-- Work to do --
Read through the data and report every line in which the word "HANDLERS" occurs.
----
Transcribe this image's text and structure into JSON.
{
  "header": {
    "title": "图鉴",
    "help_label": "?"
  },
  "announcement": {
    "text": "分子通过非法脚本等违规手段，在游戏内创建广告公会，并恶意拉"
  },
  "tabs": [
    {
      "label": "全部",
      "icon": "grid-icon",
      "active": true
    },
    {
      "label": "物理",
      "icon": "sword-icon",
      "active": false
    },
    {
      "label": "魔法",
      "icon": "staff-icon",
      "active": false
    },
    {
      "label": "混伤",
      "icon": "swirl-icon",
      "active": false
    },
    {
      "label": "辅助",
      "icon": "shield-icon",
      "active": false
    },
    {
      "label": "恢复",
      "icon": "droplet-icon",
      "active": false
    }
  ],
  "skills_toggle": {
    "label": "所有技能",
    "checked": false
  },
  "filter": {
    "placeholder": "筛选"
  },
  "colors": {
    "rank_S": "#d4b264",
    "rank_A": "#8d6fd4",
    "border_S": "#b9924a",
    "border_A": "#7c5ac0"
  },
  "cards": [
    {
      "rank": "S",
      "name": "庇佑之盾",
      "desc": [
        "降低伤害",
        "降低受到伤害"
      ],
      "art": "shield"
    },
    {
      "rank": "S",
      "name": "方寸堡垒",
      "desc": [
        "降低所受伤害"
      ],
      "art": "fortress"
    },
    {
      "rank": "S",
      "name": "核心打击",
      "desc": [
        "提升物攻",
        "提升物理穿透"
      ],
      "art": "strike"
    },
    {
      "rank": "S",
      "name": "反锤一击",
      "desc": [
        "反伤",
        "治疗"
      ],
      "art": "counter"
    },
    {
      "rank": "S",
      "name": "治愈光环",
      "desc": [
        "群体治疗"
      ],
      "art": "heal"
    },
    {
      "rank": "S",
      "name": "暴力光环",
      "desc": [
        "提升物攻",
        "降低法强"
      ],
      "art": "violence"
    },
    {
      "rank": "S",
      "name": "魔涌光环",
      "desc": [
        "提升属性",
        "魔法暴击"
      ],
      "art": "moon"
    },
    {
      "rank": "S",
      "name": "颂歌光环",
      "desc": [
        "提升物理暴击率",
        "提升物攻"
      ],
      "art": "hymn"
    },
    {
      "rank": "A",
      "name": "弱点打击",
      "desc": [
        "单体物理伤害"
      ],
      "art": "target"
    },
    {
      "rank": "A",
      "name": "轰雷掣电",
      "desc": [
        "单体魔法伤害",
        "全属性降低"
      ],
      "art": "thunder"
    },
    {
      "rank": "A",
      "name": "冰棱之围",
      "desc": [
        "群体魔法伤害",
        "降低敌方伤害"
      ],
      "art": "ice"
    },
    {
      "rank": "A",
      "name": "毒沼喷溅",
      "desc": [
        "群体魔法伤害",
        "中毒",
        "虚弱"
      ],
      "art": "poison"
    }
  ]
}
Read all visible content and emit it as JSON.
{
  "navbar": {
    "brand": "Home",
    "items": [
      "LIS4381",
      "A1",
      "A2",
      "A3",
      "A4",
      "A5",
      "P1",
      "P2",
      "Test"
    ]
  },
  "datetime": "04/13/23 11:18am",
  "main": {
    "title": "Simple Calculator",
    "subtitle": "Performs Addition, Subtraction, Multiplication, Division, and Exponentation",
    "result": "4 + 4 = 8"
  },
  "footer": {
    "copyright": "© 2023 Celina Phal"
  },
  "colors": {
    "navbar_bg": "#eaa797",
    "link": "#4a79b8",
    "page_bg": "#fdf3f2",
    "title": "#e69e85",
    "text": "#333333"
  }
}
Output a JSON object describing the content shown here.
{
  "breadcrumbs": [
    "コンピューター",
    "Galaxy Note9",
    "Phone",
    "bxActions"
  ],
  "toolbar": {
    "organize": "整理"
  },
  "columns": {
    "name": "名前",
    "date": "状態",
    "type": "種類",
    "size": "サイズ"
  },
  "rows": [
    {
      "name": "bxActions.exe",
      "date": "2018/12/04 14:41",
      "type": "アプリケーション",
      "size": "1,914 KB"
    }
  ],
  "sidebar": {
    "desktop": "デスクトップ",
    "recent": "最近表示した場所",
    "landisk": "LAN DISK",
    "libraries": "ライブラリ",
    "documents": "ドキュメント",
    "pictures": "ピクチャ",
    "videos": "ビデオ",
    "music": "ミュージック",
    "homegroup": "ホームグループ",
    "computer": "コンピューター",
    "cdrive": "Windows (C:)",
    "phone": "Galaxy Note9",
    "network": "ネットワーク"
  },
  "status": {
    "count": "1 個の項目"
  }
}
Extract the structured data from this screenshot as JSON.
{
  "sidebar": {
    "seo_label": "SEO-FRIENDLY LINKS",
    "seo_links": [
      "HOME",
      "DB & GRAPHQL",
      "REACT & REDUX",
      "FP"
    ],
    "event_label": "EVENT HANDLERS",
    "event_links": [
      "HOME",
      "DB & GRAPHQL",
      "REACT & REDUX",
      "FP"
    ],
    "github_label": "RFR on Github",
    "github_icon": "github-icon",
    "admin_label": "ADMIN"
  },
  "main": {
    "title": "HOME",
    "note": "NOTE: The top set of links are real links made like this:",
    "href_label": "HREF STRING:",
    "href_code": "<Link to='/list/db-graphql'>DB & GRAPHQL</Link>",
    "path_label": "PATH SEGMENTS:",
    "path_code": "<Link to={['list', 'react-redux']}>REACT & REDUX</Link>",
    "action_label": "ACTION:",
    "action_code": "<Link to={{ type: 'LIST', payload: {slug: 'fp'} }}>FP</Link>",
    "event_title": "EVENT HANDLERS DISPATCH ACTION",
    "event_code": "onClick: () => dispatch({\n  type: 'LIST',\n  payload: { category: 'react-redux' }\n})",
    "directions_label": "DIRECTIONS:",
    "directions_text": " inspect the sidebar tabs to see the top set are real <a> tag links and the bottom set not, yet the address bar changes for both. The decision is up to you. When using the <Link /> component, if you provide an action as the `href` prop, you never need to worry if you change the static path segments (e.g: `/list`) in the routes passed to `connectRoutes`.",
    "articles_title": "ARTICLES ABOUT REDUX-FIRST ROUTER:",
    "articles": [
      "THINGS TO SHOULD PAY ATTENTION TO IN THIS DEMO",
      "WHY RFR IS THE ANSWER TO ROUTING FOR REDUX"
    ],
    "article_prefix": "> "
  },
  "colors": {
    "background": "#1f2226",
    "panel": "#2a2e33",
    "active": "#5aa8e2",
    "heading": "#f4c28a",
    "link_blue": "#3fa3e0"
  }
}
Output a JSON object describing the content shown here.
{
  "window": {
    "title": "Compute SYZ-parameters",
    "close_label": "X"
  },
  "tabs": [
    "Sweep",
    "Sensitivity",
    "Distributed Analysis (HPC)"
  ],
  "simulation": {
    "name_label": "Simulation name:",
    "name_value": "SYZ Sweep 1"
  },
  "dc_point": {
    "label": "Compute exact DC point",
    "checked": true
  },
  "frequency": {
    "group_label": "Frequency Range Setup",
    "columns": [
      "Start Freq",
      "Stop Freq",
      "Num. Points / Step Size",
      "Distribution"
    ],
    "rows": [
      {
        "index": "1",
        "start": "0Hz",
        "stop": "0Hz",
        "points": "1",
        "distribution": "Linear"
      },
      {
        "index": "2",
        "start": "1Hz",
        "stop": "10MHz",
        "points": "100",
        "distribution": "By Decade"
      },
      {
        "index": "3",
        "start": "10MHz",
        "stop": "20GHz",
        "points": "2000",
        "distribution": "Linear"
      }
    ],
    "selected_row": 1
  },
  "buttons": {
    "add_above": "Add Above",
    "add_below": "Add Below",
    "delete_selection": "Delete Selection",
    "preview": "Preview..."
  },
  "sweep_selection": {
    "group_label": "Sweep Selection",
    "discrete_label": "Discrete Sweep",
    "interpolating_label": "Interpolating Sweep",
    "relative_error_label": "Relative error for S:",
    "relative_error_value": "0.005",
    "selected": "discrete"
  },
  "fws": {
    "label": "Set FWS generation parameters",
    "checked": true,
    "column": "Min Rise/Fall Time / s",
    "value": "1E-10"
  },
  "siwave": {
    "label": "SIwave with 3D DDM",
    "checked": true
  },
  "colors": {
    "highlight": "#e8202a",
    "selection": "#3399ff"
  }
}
----
-- Task solution --
    "event_label": "EVENT HANDLERS",
    "event_title": "EVENT HANDLERS DISPATCH ACTION",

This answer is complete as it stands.